Exercise instructions:
Each entry below has to be written out again without any change.

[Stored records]
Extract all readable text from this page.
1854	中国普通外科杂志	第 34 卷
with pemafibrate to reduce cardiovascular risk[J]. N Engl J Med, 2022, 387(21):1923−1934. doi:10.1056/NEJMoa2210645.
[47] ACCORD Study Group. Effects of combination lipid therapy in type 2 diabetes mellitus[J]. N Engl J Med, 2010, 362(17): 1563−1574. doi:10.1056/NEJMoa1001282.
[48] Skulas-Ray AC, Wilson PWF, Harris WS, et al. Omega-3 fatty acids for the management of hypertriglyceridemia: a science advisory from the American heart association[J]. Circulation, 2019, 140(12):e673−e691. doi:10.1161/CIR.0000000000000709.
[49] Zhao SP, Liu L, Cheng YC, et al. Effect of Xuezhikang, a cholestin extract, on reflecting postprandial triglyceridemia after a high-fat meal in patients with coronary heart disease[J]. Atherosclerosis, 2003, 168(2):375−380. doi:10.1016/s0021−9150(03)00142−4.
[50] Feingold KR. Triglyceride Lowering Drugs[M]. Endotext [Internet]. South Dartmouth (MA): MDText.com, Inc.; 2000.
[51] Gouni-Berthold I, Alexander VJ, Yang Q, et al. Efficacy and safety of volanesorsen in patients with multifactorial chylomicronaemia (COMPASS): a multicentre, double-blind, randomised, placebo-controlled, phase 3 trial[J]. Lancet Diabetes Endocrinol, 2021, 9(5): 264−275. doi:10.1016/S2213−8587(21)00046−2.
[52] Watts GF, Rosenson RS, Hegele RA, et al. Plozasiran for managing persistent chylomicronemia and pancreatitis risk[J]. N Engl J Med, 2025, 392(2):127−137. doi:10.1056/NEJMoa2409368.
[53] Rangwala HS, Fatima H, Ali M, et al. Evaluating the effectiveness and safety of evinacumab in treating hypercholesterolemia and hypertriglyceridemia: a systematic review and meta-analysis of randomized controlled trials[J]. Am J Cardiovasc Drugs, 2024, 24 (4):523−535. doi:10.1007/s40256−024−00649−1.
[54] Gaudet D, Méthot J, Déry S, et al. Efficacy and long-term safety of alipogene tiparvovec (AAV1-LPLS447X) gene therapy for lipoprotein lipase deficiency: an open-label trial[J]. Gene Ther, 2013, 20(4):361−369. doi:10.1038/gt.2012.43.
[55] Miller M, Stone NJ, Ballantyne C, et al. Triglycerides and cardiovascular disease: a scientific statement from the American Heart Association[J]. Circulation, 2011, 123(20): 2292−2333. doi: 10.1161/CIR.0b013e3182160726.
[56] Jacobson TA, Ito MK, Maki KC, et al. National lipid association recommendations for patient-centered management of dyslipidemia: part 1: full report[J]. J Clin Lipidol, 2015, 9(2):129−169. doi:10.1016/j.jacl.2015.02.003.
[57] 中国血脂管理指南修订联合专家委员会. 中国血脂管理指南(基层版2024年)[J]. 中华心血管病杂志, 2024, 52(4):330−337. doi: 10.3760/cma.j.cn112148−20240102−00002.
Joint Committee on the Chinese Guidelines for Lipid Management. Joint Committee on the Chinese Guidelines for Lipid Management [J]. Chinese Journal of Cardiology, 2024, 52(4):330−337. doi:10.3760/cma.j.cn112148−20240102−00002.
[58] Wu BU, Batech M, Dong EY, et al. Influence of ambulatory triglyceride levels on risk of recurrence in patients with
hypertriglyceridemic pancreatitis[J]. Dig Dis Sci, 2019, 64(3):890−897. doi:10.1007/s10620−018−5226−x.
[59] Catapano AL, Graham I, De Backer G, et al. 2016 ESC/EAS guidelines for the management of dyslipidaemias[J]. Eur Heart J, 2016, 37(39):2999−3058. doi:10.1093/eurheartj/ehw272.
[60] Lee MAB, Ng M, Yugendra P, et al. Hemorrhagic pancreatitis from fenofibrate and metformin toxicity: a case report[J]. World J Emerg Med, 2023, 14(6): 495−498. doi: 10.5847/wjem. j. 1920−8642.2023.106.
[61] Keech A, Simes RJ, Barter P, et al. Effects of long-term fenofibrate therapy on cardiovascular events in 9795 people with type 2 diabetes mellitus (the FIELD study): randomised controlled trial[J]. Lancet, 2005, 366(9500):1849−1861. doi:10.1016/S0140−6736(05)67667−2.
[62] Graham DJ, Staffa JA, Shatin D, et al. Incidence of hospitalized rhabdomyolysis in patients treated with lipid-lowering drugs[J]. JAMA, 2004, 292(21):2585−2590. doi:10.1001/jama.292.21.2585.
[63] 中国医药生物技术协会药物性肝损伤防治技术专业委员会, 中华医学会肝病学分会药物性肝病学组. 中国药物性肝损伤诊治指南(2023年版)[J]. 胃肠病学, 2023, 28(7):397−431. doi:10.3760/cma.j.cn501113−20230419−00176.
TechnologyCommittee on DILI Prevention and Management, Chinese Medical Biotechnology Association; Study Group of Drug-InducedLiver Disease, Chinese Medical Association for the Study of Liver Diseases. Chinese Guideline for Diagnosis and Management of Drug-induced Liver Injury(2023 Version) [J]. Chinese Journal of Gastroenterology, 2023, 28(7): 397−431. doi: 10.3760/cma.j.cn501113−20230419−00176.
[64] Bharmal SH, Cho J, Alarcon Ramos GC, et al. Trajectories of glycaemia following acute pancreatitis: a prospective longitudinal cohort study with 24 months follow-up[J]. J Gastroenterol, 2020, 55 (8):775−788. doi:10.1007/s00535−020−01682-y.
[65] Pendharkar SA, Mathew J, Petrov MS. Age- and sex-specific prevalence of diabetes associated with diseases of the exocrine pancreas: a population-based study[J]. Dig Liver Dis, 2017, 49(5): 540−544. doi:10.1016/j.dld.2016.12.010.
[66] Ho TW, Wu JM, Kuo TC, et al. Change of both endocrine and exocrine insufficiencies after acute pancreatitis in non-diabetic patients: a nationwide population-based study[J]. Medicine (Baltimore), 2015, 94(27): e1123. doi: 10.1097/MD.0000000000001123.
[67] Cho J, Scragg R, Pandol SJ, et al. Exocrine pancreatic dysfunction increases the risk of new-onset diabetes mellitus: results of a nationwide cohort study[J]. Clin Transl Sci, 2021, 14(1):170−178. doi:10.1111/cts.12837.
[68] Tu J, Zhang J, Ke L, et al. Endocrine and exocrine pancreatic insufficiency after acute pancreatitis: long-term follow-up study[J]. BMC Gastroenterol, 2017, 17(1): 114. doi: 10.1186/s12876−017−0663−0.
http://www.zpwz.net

Solved problem:
Extract all readable text from this page.
1854	中国普通外科杂志	第 34 卷
with pemafibrate to reduce cardiovascular risk[J]. N Engl J Med, 2022, 387(21):1923−1934. doi:10.1056/NEJMoa2210645.
[47] ACCORD Study Group. Effects of combination lipid therapy in type 2 diabetes mellitus[J]. N Engl J Med, 2010, 362(17): 1563−1574. doi:10.1056/NEJMoa1001282.
[48] Skulas-Ray AC, Wilson PWF, Harris WS, et al. Omega-3 fatty acids for the management of hypertriglyceridemia: a science advisory from the American heart association[J]. Circulation, 2019, 140(12):e673−e691. doi:10.1161/CIR.0000000000000709.
[49] Zhao SP, Liu L, Cheng YC, et al. Effect of Xuezhikang, a cholestin extract, on reflecting postprandial triglyceridemia after a high-fat meal in patients with coronary heart disease[J]. Atherosclerosis, 2003, 168(2):375−380. doi:10.1016/s0021−9150(03)00142−4.
[50] Feingold KR. Triglyceride Lowering Drugs[M]. Endotext [Internet]. South Dartmouth (MA): MDText.com, Inc.; 2000.
[51] Gouni-Berthold I, Alexander VJ, Yang Q, et al. Efficacy and safety of volanesorsen in patients with multifactorial chylomicronaemia (COMPASS): a multicentre, double-blind, randomised, placebo-controlled, phase 3 trial[J]. Lancet Diabetes Endocrinol, 2021, 9(5): 264−275. doi:10.1016/S2213−8587(21)00046−2.
[52] Watts GF, Rosenson RS, Hegele RA, et al. Plozasiran for managing persistent chylomicronemia and pancreatitis risk[J]. N Engl J Med, 2025, 392(2):127−137. doi:10.1056/NEJMoa2409368.
[53] Rangwala HS, Fatima H, Ali M, et al. Evaluating the effectiveness and safety of evinacumab in treating hypercholesterolemia and hypertriglyceridemia: a systematic review and meta-analysis of randomized controlled trials[J]. Am J Cardiovasc Drugs, 2024, 24 (4):523−535. doi:10.1007/s40256−024−00649−1.
[54] Gaudet D, Méthot J, Déry S, et al. Efficacy and long-term safety of alipogene tiparvovec (AAV1-LPLS447X) gene therapy for lipoprotein lipase deficiency: an open-label trial[J]. Gene Ther, 2013, 20(4):361−369. doi:10.1038/gt.2012.43.
[55] Miller M, Stone NJ, Ballantyne C, et al. Triglycerides and cardiovascular disease: a scientific statement from the American Heart Association[J]. Circulation, 2011, 123(20): 2292−2333. doi: 10.1161/CIR.0b013e3182160726.
[56] Jacobson TA, Ito MK, Maki KC, et al. National lipid association recommendations for patient-centered management of dyslipidemia: part 1: full report[J]. J Clin Lipidol, 2015, 9(2):129−169. doi:10.1016/j.jacl.2015.02.003.
[57] 中国血脂管理指南修订联合专家委员会. 中国血脂管理指南(基层版2024年)[J]. 中华心血管病杂志, 2024, 52(4):330−337. doi: 10.3760/cma.j.cn112148−20240102−00002.
Joint Committee on the Chinese Guidelines for Lipid Management. Joint Committee on the Chinese Guidelines for Lipid Management [J]. Chinese Journal of Cardiology, 2024, 52(4):330−337. doi:10.3760/cma.j.cn112148−20240102−00002.
[58] Wu BU, Batech M, Dong EY, et al. Influence of ambulatory triglyceride levels on risk of recurrence in patients with
hypertriglyceridemic pancreatitis[J]. Dig Dis Sci, 2019, 64(3):890−897. doi:10.1007/s10620−018−5226−x.
[59] Catapano AL, Graham I, De Backer G, et al. 2016 ESC/EAS guidelines for the management of dyslipidaemias[J]. Eur Heart J, 2016, 37(39):2999−3058. doi:10.1093/eurheartj/ehw272.
[60] Lee MAB, Ng M, Yugendra P, et al. Hemorrhagic pancreatitis from fenofibrate and metformin toxicity: a case report[J]. World J Emerg Med, 2023, 14(6): 495−498. doi: 10.5847/wjem. j. 1920−8642.2023.106.
[61] Keech A, Simes RJ, Barter P, et al. Effects of long-term fenofibrate therapy on cardiovascular events in 9795 people with type 2 diabetes mellitus (the FIELD study): randomised controlled trial[J]. Lancet, 2005, 366(9500):1849−1861. doi:10.1016/S0140−6736(05)67667−2.
[62] Graham DJ, Staffa JA, Shatin D, et al. Incidence of hospitalized rhabdomyolysis in patients treated with lipid-lowering drugs[J]. JAMA, 2004, 292(21):2585−2590. doi:10.1001/jama.292.21.2585.
[63] 中国医药生物技术协会药物性肝损伤防治技术专业委员会, 中华医学会肝病学分会药物性肝病学组. 中国药物性肝损伤诊治指南(2023年版)[J]. 胃肠病学, 2023, 28(7):397−431. doi:10.3760/cma.j.cn501113−20230419−00176.
TechnologyCommittee on DILI Prevention and Management, Chinese Medical Biotechnology Association; Study Group of Drug-InducedLiver Disease, Chinese Medical Association for the Study of Liver Diseases. Chinese Guideline for Diagnosis and Management of Drug-induced Liver Injury(2023 Version) [J]. Chinese Journal of Gastroenterology, 2023, 28(7): 397−431. doi: 10.3760/cma.j.cn501113−20230419−00176.
[64] Bharmal SH, Cho J, Alarcon Ramos GC, et al. Trajectories of glycaemia following acute pancreatitis: a prospective longitudinal cohort study with 24 months follow-up[J]. J Gastroenterol, 2020, 55 (8):775−788. doi:10.1007/s00535−020−01682-y.
[65] Pendharkar SA, Mathew J, Petrov MS. Age- and sex-specific prevalence of diabetes associated with diseases of the exocrine pancreas: a population-based study[J]. Dig Liver Dis, 2017, 49(5): 540−544. doi:10.1016/j.dld.2016.12.010.
[66] Ho TW, Wu JM, Kuo TC, et al. Change of both endocrine and exocrine insufficiencies after acute pancreatitis in non-diabetic patients: a nationwide population-based study[J]. Medicine (Baltimore), 2015, 94(27): e1123. doi: 10.1097/MD.0000000000001123.
[67] Cho J, Scragg R, Pandol SJ, et al. Exocrine pancreatic dysfunction increases the risk of new-onset diabetes mellitus: results of a nationwide cohort study[J]. Clin Transl Sci, 2021, 14(1):170−178. doi:10.1111/cts.12837.
[68] Tu J, Zhang J, Ke L, et al. Endocrine and exocrine pancreatic insufficiency after acute pancreatitis: long-term follow-up study[J]. BMC Gastroenterol, 2017, 17(1): 114. doi: 10.1186/s12876−017−0663−0.
http://www.zpwz.net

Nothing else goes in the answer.